--- BEGIN ---
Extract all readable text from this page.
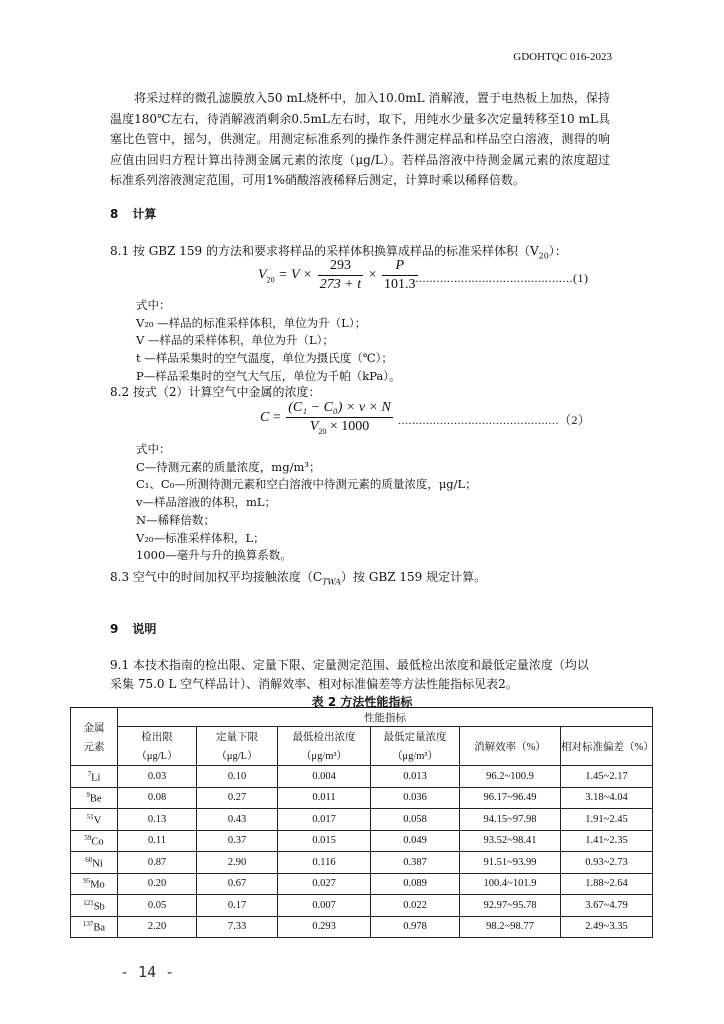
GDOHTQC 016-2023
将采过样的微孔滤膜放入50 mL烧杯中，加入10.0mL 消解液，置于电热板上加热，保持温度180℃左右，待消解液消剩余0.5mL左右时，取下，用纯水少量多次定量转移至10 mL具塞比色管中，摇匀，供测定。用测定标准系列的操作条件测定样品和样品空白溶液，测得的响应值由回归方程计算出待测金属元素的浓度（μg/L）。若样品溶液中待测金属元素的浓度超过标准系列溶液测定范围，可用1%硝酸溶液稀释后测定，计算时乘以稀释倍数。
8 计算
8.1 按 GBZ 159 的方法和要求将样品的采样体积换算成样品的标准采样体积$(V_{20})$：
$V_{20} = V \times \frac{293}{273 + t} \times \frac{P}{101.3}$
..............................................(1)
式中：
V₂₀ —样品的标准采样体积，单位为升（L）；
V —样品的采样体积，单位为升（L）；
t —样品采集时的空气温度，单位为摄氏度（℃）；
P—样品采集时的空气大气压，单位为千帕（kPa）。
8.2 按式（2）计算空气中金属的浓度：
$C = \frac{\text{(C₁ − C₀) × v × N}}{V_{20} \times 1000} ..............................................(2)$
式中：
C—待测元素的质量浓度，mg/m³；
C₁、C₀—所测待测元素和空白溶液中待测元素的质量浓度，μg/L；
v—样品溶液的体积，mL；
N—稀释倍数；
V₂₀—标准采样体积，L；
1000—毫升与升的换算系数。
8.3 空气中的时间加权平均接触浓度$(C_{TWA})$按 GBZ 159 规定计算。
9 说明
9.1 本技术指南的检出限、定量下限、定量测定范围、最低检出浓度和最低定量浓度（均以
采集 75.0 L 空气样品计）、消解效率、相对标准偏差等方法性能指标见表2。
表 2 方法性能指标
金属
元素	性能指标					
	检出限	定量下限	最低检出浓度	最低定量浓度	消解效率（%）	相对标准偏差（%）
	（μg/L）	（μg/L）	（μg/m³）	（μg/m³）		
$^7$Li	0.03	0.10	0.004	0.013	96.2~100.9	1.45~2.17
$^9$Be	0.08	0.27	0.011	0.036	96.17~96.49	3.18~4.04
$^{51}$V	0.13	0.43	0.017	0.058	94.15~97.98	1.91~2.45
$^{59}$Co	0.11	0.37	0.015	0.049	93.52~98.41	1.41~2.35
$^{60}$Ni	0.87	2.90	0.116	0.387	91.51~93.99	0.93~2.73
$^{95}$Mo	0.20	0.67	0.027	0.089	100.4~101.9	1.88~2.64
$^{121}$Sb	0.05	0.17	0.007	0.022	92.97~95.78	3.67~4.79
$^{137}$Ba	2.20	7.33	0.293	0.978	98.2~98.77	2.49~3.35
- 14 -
--- END ---
--- BEGIN ---
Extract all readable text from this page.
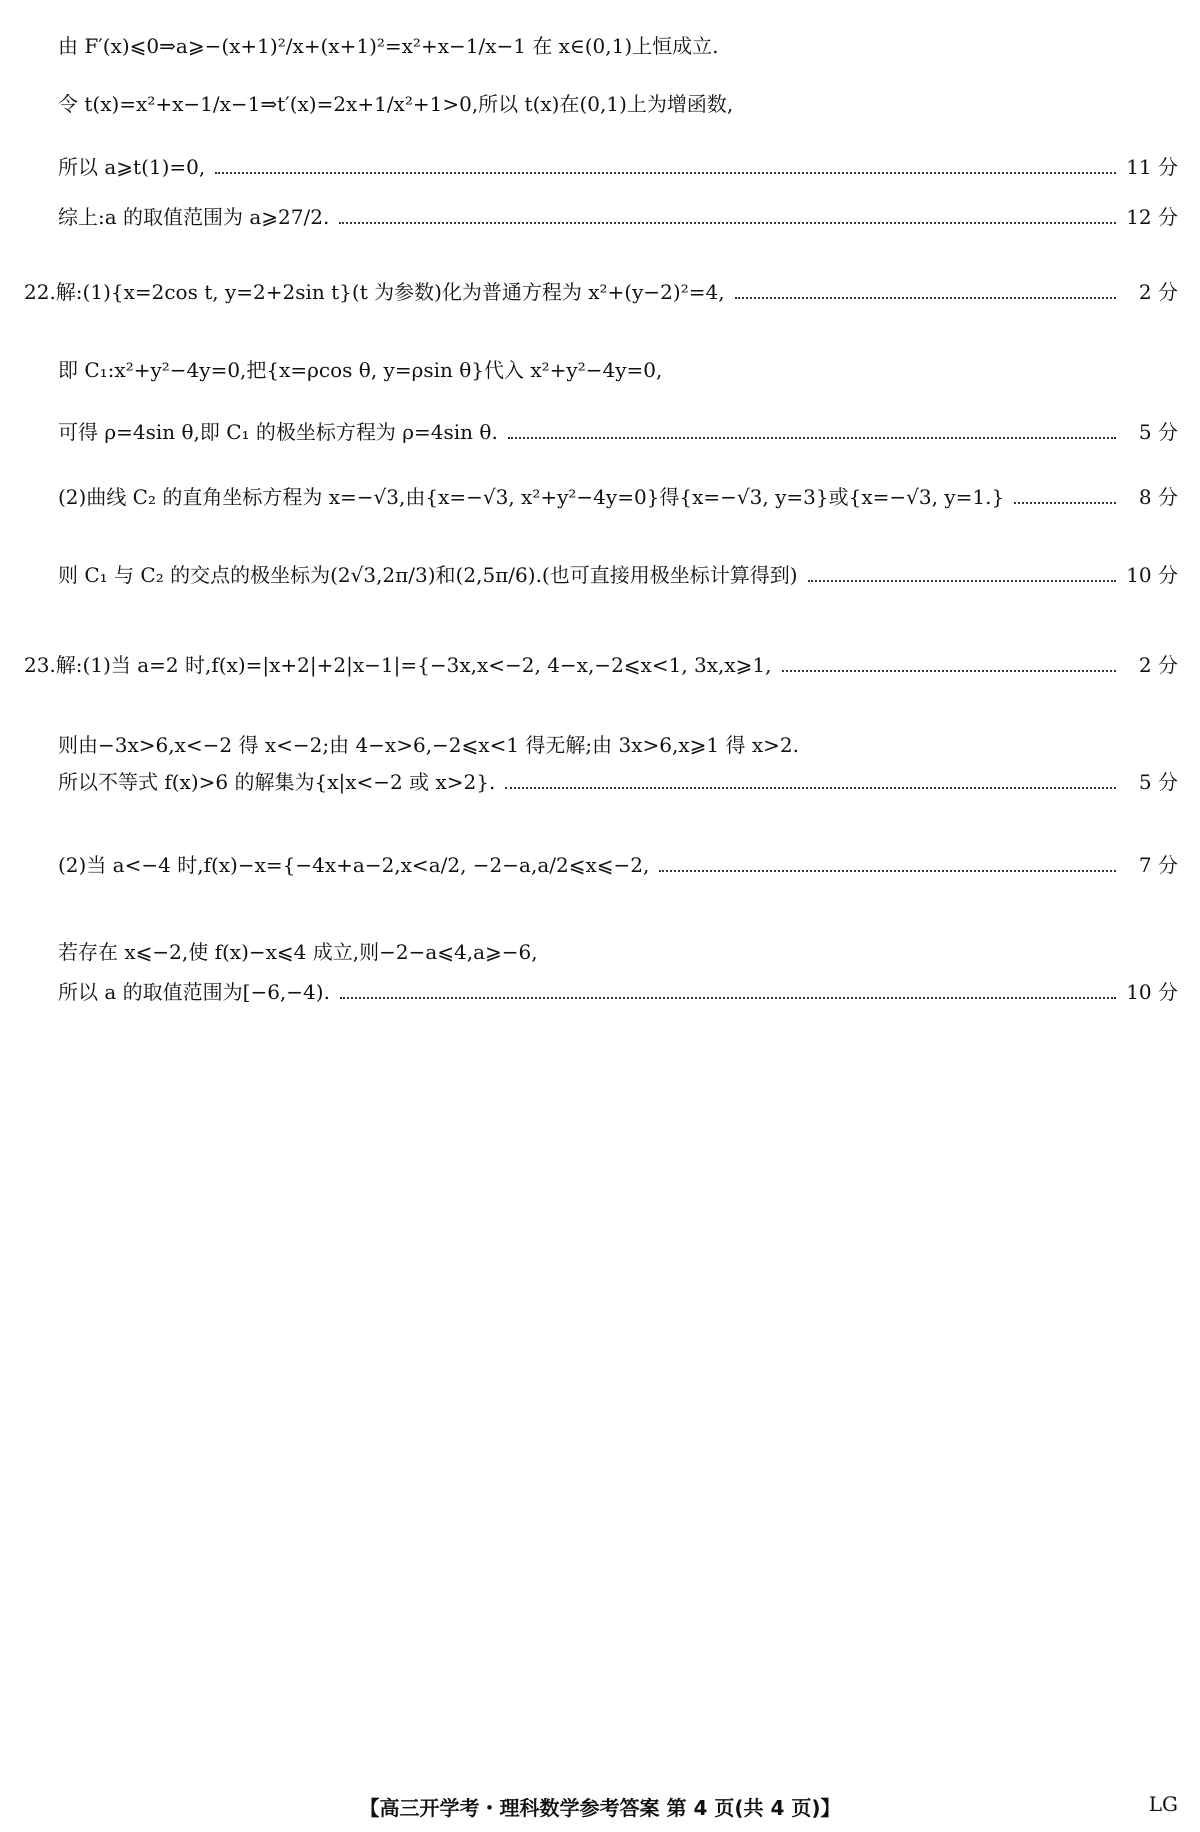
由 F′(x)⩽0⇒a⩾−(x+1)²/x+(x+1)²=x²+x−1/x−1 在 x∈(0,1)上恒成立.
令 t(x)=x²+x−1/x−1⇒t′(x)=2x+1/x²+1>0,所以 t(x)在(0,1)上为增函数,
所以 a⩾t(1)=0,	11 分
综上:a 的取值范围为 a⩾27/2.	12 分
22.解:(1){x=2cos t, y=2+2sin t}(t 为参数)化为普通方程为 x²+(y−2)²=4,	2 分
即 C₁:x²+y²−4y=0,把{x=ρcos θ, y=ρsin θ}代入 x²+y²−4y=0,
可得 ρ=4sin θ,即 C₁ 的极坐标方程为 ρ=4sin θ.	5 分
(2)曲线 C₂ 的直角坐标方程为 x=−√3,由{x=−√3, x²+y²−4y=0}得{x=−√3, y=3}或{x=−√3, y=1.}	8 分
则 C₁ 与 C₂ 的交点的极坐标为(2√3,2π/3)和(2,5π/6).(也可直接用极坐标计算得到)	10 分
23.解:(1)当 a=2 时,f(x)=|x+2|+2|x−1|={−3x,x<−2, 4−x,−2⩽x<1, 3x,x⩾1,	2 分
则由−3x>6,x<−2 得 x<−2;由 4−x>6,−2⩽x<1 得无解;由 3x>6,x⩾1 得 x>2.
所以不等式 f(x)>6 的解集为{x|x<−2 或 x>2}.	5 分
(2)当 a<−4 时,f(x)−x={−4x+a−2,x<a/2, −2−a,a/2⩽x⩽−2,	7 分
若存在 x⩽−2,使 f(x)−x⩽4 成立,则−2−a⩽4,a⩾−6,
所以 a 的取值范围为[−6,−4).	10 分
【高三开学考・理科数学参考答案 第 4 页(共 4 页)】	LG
--- END ---
--- BEGIN ---
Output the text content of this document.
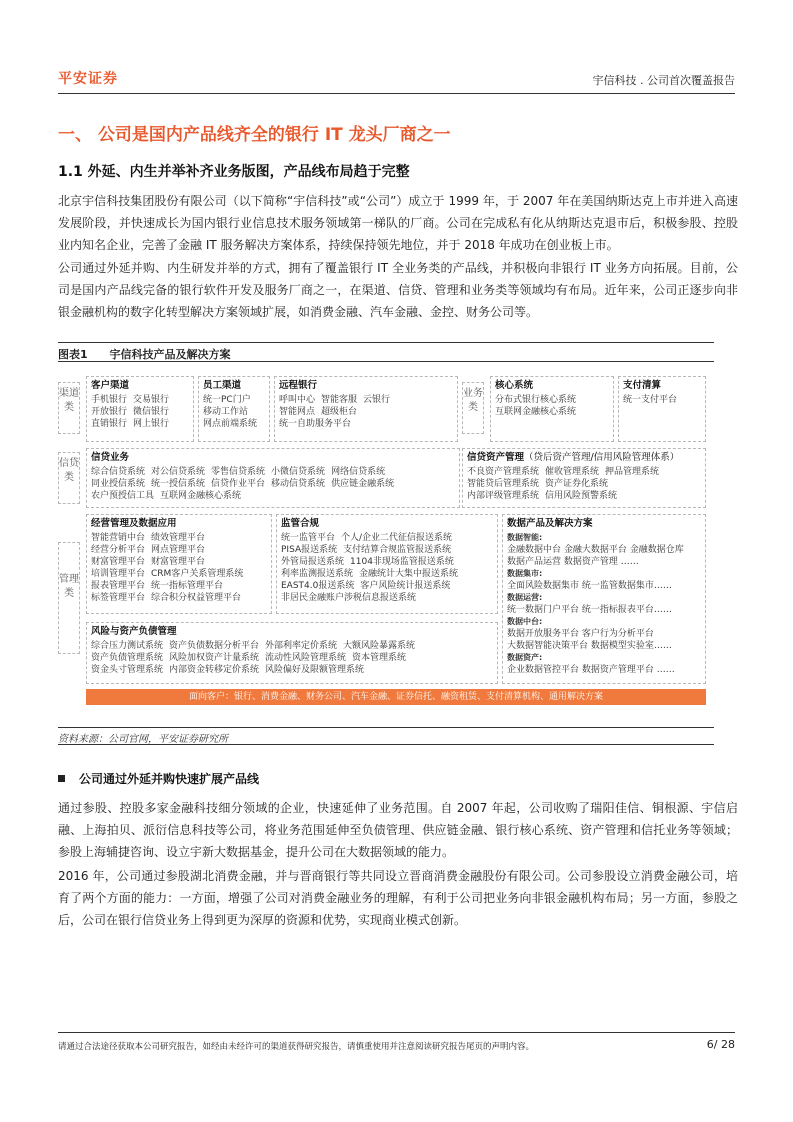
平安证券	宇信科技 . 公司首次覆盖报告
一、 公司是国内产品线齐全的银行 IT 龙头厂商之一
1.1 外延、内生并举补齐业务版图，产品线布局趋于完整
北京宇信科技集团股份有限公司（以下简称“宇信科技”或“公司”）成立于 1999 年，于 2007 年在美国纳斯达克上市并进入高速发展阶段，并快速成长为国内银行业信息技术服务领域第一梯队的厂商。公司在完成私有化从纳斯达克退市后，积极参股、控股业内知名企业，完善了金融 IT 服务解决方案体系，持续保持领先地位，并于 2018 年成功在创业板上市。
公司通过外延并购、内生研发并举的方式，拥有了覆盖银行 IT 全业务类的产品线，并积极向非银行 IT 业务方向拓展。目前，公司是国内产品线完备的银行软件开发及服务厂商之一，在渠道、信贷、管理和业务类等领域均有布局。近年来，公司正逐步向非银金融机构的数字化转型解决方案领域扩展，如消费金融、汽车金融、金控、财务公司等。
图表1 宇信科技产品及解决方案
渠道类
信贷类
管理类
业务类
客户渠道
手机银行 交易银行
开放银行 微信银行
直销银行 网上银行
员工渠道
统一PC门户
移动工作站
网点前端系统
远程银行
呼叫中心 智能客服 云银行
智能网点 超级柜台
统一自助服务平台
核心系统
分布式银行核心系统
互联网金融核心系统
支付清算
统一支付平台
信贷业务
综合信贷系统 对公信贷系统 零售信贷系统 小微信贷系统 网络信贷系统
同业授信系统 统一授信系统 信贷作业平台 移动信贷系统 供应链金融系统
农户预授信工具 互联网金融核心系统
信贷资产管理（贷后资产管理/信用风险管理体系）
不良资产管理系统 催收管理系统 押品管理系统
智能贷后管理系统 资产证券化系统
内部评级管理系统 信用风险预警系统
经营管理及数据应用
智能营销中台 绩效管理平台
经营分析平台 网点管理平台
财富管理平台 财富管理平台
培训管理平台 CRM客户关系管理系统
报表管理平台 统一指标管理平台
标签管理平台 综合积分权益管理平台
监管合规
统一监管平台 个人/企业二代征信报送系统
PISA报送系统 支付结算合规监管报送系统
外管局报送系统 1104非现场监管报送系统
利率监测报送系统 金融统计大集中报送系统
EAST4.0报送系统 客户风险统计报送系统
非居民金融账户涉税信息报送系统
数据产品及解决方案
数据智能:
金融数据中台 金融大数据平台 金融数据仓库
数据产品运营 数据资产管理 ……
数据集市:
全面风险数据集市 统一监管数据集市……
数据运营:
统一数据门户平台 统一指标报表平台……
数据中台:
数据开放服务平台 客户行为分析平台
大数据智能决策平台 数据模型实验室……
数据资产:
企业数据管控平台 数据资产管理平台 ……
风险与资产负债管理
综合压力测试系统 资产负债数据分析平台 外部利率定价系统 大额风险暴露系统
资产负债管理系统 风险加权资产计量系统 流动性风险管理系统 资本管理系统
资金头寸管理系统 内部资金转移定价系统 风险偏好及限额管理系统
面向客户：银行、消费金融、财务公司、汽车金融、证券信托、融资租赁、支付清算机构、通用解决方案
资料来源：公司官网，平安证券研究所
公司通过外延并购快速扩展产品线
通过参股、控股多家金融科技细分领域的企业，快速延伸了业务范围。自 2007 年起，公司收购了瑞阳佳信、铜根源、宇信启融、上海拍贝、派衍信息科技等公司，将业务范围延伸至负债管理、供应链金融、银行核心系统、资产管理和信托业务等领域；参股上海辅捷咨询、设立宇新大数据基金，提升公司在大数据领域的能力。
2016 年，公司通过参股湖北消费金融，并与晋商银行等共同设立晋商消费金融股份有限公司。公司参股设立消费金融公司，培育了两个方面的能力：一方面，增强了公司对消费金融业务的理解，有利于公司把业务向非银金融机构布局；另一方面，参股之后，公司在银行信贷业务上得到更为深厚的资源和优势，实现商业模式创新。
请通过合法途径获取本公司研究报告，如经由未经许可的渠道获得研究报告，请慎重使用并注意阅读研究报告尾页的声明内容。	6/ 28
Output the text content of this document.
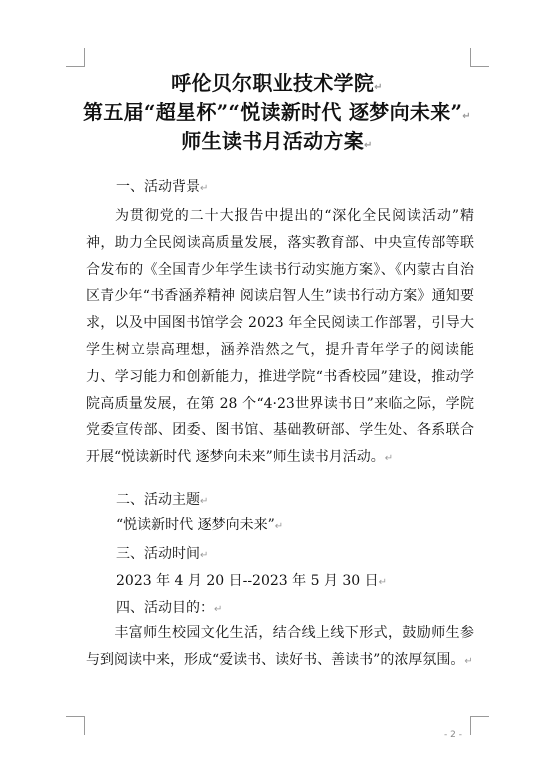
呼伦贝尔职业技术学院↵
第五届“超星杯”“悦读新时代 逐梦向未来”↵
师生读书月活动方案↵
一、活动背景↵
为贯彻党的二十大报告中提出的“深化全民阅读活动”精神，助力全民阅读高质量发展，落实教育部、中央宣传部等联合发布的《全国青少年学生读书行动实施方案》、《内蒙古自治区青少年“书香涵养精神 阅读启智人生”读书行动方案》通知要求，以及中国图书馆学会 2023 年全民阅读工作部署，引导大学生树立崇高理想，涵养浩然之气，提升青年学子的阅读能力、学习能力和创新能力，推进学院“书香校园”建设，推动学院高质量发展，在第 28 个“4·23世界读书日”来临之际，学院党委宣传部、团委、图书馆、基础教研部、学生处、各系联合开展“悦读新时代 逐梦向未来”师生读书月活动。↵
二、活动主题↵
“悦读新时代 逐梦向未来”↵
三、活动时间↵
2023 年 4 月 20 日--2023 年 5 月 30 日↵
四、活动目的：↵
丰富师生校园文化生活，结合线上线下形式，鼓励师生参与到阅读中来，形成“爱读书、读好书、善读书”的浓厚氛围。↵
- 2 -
--- END ---
WORK TO BE COMPLETED ->
Check each line of the records for the word "frac", and show the lines that contain it.

EXERCISE RESULT ->
$V_{20} = V \times \frac{293}{273 + t} \times \frac{P}{101.3}$
$C = \frac{\text{(C₁ − C₀) × v × N}}{V_{20} \times 1000} ..............................................(2)$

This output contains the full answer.